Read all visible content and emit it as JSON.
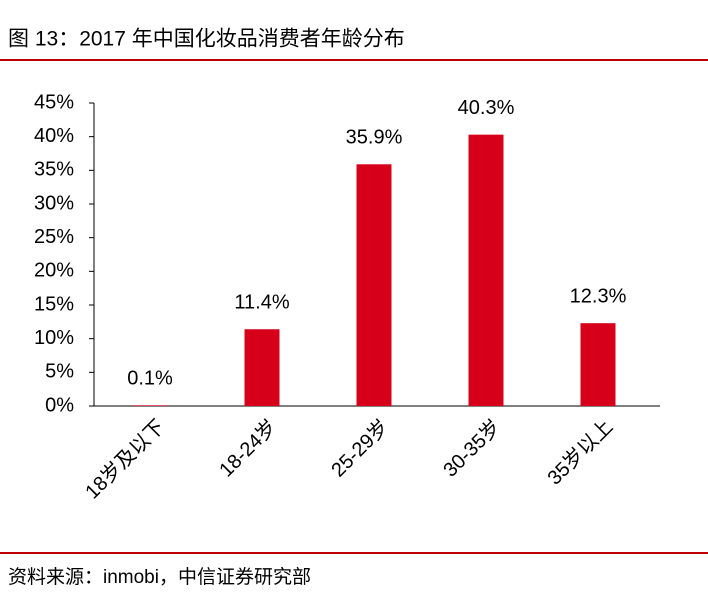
{
  "chart_data": {
    "type": "bar",
    "title": "图 13：2017 年中国化妆品消费者年龄分布",
    "source": "资料来源：inmobi，中信证券研究部",
    "categories": [
      "18岁及以下",
      "18-24岁",
      "25-29岁",
      "30-35岁",
      "35岁以上"
    ],
    "values": [
      0.1,
      11.4,
      35.9,
      40.3,
      12.3
    ],
    "value_labels": [
      "0.1%",
      "11.4%",
      "35.9%",
      "40.3%",
      "12.3%"
    ],
    "color": "#d7001b",
    "ylim": [
      0,
      45
    ],
    "yticks": [
      {
        "value": 0,
        "label": "0%"
      },
      {
        "value": 5,
        "label": "5%"
      },
      {
        "value": 10,
        "label": "10%"
      },
      {
        "value": 15,
        "label": "15%"
      },
      {
        "value": 20,
        "label": "20%"
      },
      {
        "value": 25,
        "label": "25%"
      },
      {
        "value": 30,
        "label": "30%"
      },
      {
        "value": 35,
        "label": "35%"
      },
      {
        "value": 40,
        "label": "40%"
      },
      {
        "value": 45,
        "label": "45%"
      }
    ],
    "grid": false
  }
}
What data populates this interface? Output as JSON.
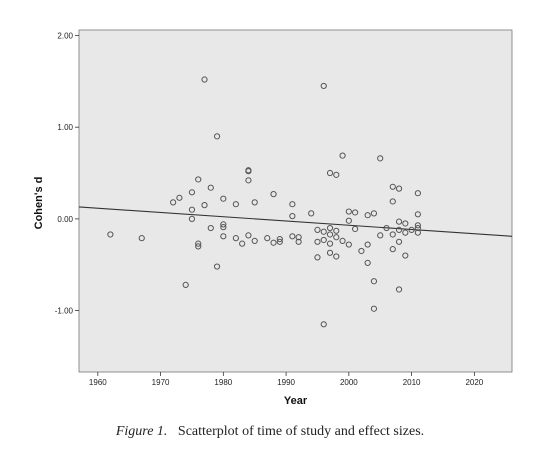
{
  "chart_data": {
    "type": "scatter",
    "xlabel": "Year",
    "ylabel": "Cohen's d",
    "xlim": [
      1957,
      2026
    ],
    "ylim": [
      -1.67,
      2.06
    ],
    "x_ticks": [
      1960,
      1970,
      1980,
      1990,
      2000,
      2010,
      2020
    ],
    "x_tick_labels": [
      "1960",
      "1970",
      "1980",
      "1990",
      "2000",
      "2010",
      "2020"
    ],
    "y_ticks": [
      -1.0,
      0.0,
      1.0,
      2.0
    ],
    "y_tick_labels": [
      "-1.00",
      "0.00",
      "1.00",
      "2.00"
    ],
    "grid": false,
    "background_color": "#e8e8e8",
    "marker_color": "#555555",
    "fit_line": {
      "x": [
        1957,
        2026
      ],
      "y": [
        0.13,
        -0.19
      ]
    },
    "points": [
      [
        1962,
        -0.17
      ],
      [
        1967,
        -0.21
      ],
      [
        1972,
        0.18
      ],
      [
        1973,
        0.23
      ],
      [
        1974,
        -0.72
      ],
      [
        1975,
        0.0
      ],
      [
        1975,
        0.29
      ],
      [
        1975,
        0.1
      ],
      [
        1976,
        0.43
      ],
      [
        1976,
        -0.27
      ],
      [
        1976,
        -0.3
      ],
      [
        1977,
        1.52
      ],
      [
        1977,
        0.15
      ],
      [
        1978,
        0.34
      ],
      [
        1978,
        -0.1
      ],
      [
        1979,
        0.9
      ],
      [
        1979,
        -0.52
      ],
      [
        1980,
        0.22
      ],
      [
        1980,
        -0.06
      ],
      [
        1980,
        -0.09
      ],
      [
        1980,
        -0.19
      ],
      [
        1982,
        0.16
      ],
      [
        1982,
        -0.21
      ],
      [
        1983,
        -0.27
      ],
      [
        1984,
        0.53
      ],
      [
        1984,
        0.52
      ],
      [
        1984,
        0.42
      ],
      [
        1984,
        -0.18
      ],
      [
        1985,
        0.18
      ],
      [
        1985,
        -0.24
      ],
      [
        1987,
        -0.21
      ],
      [
        1988,
        0.27
      ],
      [
        1988,
        -0.26
      ],
      [
        1989,
        -0.22
      ],
      [
        1989,
        -0.25
      ],
      [
        1991,
        0.16
      ],
      [
        1991,
        0.03
      ],
      [
        1991,
        -0.19
      ],
      [
        1992,
        -0.2
      ],
      [
        1992,
        -0.25
      ],
      [
        1994,
        0.06
      ],
      [
        1995,
        -0.12
      ],
      [
        1995,
        -0.25
      ],
      [
        1995,
        -0.42
      ],
      [
        1996,
        1.45
      ],
      [
        1996,
        -0.14
      ],
      [
        1996,
        -0.23
      ],
      [
        1996,
        -1.15
      ],
      [
        1997,
        0.5
      ],
      [
        1997,
        -0.1
      ],
      [
        1997,
        -0.17
      ],
      [
        1997,
        -0.27
      ],
      [
        1997,
        -0.37
      ],
      [
        1998,
        0.48
      ],
      [
        1998,
        -0.13
      ],
      [
        1998,
        -0.2
      ],
      [
        1998,
        -0.41
      ],
      [
        1999,
        0.69
      ],
      [
        1999,
        -0.24
      ],
      [
        2000,
        0.08
      ],
      [
        2000,
        -0.02
      ],
      [
        2000,
        -0.28
      ],
      [
        2001,
        0.07
      ],
      [
        2001,
        -0.11
      ],
      [
        2002,
        -0.35
      ],
      [
        2003,
        0.04
      ],
      [
        2003,
        -0.28
      ],
      [
        2003,
        -0.48
      ],
      [
        2004,
        0.06
      ],
      [
        2004,
        -0.68
      ],
      [
        2004,
        -0.98
      ],
      [
        2005,
        0.66
      ],
      [
        2005,
        -0.18
      ],
      [
        2006,
        -0.1
      ],
      [
        2007,
        0.35
      ],
      [
        2007,
        0.19
      ],
      [
        2007,
        -0.17
      ],
      [
        2007,
        -0.33
      ],
      [
        2008,
        0.33
      ],
      [
        2008,
        -0.03
      ],
      [
        2008,
        -0.12
      ],
      [
        2008,
        -0.25
      ],
      [
        2008,
        -0.77
      ],
      [
        2009,
        -0.05
      ],
      [
        2009,
        -0.15
      ],
      [
        2009,
        -0.4
      ],
      [
        2010,
        -0.12
      ],
      [
        2011,
        0.28
      ],
      [
        2011,
        0.05
      ],
      [
        2011,
        -0.07
      ],
      [
        2011,
        -0.1
      ],
      [
        2011,
        -0.15
      ]
    ]
  },
  "caption": {
    "figure_label": "Figure 1.",
    "text": "Scatterplot of time of study and effect sizes."
  }
}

+++

Out of the material above, gather each line where "JSON" appears.

▸ **Expected output**:
Read all visible content and emit it as JSON.
What data populates this interface? Output as JSON.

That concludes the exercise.